**Goal**
Locate the lines where "deine" occurs and copy them as they stand.

**Supplied entries**
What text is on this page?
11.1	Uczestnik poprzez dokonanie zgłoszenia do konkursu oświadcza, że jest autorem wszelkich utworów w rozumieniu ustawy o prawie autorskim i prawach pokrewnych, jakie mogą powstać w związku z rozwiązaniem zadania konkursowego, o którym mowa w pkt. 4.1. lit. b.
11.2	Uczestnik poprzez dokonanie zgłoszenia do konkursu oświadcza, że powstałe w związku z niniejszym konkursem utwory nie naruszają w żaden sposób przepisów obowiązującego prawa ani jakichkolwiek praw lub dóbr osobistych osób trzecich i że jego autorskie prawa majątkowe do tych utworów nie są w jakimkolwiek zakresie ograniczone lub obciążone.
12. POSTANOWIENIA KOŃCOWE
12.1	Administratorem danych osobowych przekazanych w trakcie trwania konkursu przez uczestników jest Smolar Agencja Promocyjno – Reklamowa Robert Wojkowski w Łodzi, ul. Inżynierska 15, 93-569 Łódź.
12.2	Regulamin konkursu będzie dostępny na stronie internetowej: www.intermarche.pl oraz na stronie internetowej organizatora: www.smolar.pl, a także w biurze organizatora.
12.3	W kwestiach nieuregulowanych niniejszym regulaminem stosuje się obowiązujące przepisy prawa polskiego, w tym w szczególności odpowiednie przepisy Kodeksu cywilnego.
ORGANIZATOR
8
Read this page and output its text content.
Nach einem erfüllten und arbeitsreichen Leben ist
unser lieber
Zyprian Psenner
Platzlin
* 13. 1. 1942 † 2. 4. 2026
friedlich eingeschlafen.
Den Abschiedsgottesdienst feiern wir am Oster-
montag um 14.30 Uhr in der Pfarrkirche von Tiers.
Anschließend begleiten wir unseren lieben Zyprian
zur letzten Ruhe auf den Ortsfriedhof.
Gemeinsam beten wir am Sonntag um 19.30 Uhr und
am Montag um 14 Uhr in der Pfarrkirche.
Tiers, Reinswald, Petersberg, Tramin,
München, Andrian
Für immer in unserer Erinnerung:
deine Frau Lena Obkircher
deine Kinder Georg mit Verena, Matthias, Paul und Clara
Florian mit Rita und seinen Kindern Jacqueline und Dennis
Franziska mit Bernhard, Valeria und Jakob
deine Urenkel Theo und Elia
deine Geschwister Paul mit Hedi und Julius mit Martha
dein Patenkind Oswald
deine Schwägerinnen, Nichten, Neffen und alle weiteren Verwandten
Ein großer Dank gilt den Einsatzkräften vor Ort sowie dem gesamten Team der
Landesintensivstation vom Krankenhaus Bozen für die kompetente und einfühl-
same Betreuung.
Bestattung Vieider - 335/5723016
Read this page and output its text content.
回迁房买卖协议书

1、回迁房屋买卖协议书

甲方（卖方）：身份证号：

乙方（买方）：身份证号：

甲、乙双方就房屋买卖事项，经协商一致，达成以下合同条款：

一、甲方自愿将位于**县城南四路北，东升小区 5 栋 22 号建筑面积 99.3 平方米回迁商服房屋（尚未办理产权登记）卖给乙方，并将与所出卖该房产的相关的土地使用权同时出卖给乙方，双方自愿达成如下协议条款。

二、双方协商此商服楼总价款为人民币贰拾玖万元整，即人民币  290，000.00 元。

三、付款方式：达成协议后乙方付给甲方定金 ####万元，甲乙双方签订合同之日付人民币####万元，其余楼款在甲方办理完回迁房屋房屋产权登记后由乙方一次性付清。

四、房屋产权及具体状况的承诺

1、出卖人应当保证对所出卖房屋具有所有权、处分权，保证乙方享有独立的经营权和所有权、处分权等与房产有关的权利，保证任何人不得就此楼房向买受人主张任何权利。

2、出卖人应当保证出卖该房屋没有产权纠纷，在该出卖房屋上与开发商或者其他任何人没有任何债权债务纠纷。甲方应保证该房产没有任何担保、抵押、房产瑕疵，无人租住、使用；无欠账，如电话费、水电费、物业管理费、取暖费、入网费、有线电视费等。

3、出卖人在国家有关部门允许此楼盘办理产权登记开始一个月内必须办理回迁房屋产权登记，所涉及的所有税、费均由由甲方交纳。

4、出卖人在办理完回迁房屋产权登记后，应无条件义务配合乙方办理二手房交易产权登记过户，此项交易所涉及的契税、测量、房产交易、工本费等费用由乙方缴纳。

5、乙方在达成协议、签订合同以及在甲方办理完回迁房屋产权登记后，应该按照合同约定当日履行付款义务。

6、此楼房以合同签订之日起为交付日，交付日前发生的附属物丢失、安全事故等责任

**Problem solution**
deine Frau Lena Obkircher
deine Kinder Georg mit Verena, Matthias, Paul und Clara
deine Urenkel Theo und Elia
deine Geschwister Paul mit Hedi und Julius mit Martha
deine Schwägerinnen, Nichten, Neffen und alle weiteren Verwandten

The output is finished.